**Set problem**
Pick out all lines with the word "Aquamarine" from the records that follow.

**Excerpted data**
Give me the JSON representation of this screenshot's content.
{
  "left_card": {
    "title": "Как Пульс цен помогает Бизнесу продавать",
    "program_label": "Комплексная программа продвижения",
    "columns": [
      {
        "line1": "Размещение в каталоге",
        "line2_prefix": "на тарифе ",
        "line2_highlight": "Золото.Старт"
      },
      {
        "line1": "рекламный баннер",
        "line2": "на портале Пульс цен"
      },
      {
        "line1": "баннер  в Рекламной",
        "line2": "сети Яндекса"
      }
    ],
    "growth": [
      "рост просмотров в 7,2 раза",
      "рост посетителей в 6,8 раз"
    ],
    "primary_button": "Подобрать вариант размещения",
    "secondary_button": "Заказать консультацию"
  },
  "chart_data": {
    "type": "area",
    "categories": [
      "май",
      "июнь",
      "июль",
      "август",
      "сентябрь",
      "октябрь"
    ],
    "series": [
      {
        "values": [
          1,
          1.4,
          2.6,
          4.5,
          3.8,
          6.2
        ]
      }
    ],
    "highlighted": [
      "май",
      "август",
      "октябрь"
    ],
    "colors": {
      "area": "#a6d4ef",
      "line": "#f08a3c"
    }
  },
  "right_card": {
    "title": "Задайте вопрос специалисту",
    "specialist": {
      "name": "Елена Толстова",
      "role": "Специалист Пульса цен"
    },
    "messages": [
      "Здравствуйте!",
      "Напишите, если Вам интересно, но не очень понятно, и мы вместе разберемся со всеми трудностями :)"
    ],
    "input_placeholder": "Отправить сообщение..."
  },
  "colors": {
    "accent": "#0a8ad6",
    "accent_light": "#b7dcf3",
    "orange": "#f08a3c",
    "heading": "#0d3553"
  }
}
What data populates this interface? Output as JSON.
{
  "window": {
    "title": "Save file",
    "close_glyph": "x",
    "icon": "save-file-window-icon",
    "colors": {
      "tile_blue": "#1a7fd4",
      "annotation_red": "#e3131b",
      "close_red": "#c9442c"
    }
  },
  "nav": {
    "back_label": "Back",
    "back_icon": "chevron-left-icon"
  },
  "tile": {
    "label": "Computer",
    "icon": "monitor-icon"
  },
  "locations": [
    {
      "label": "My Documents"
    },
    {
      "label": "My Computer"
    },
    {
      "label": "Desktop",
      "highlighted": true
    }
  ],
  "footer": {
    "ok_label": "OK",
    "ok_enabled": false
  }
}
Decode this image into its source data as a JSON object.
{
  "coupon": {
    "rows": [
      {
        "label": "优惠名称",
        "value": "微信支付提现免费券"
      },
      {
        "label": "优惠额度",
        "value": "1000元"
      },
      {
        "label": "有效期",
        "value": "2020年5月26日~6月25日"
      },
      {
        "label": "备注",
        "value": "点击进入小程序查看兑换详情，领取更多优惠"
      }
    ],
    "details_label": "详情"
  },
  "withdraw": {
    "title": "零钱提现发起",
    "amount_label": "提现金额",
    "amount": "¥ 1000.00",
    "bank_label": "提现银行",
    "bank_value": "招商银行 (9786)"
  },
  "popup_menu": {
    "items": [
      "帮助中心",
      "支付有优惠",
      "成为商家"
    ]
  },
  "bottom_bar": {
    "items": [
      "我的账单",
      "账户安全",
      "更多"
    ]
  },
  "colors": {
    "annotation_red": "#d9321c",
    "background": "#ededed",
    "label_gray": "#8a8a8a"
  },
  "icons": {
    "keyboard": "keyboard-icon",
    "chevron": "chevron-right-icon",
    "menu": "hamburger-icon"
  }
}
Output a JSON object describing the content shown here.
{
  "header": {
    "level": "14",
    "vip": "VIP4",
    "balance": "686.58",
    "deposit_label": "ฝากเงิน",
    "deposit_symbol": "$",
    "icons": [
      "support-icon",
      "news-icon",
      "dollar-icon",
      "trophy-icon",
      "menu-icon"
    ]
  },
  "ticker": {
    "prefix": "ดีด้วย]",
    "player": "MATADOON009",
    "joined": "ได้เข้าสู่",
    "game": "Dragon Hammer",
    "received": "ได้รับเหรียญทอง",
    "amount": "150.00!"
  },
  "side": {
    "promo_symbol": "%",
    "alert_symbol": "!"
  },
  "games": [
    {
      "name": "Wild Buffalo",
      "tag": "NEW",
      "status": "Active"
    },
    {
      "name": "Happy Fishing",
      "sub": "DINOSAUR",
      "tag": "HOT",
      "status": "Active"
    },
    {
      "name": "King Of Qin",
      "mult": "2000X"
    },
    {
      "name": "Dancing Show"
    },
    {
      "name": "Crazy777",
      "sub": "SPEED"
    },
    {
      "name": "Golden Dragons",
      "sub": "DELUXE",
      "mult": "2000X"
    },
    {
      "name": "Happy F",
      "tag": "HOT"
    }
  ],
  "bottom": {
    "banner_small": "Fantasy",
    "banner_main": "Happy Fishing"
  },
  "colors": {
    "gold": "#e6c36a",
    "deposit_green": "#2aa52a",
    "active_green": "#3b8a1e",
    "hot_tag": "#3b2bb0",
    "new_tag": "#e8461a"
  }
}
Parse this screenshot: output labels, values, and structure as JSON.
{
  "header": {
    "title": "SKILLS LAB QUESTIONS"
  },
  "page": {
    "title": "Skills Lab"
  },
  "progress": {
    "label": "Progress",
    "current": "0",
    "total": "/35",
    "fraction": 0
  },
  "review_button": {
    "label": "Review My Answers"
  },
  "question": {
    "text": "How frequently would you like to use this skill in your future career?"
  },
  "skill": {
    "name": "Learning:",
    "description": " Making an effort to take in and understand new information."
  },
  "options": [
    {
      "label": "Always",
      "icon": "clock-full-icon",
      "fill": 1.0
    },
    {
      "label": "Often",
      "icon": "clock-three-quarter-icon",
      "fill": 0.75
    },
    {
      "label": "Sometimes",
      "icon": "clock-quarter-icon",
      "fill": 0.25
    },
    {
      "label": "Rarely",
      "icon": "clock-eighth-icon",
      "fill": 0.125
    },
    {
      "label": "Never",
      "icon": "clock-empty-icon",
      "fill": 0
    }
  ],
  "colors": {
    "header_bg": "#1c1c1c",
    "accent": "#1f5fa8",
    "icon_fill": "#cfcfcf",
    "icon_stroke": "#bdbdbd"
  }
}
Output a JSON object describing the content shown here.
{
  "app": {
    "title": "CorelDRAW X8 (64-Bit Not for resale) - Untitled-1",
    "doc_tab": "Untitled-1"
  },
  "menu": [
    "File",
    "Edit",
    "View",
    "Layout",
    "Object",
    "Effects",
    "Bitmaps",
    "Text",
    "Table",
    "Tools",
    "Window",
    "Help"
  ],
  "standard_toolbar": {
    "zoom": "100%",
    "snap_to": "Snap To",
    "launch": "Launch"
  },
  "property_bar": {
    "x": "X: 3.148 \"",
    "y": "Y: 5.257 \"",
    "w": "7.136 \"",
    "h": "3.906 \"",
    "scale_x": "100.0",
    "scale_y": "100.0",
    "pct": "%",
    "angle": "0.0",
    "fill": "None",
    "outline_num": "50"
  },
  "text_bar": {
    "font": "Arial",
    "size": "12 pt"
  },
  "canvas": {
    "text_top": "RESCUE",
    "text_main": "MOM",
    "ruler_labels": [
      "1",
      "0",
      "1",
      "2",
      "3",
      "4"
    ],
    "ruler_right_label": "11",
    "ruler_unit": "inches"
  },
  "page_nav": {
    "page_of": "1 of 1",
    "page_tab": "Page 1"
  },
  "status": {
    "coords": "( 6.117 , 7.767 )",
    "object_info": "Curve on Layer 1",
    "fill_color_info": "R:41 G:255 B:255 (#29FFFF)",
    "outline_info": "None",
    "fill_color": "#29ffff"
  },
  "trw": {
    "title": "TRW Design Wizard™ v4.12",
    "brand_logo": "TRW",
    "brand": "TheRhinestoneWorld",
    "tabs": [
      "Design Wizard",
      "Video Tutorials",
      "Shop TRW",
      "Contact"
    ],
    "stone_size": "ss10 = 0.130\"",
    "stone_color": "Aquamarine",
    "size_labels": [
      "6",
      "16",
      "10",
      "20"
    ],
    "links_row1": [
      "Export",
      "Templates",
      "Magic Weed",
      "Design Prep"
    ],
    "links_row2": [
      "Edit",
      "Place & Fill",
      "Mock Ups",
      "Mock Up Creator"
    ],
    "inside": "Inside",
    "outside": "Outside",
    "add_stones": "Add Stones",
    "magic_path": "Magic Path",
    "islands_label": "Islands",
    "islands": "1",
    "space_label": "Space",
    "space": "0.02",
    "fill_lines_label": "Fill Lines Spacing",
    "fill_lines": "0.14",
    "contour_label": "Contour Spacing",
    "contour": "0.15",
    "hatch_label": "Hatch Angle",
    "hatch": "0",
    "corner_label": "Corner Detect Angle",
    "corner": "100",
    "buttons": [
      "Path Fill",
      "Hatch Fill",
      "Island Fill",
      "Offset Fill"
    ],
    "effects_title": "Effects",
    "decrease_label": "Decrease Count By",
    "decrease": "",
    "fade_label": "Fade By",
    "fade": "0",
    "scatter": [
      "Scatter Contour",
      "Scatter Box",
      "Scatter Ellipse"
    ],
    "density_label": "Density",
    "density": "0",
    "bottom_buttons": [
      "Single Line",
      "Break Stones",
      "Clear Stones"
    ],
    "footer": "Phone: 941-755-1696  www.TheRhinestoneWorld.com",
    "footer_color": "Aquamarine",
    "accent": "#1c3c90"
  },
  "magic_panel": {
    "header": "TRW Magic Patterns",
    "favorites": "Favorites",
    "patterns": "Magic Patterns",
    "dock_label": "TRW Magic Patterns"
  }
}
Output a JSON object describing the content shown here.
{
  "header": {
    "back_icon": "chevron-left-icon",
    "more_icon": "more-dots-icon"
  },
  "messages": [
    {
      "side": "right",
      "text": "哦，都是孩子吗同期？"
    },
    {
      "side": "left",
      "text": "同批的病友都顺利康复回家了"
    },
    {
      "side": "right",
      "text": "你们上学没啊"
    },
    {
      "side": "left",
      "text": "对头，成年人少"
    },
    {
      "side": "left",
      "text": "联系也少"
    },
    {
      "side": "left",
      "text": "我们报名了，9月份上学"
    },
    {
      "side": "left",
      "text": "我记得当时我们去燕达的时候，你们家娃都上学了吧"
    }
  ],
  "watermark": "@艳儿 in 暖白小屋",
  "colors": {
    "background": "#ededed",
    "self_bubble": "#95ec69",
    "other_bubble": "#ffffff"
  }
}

**Response**
    "stone_color": "Aquamarine",
    "footer_color": "Aquamarine",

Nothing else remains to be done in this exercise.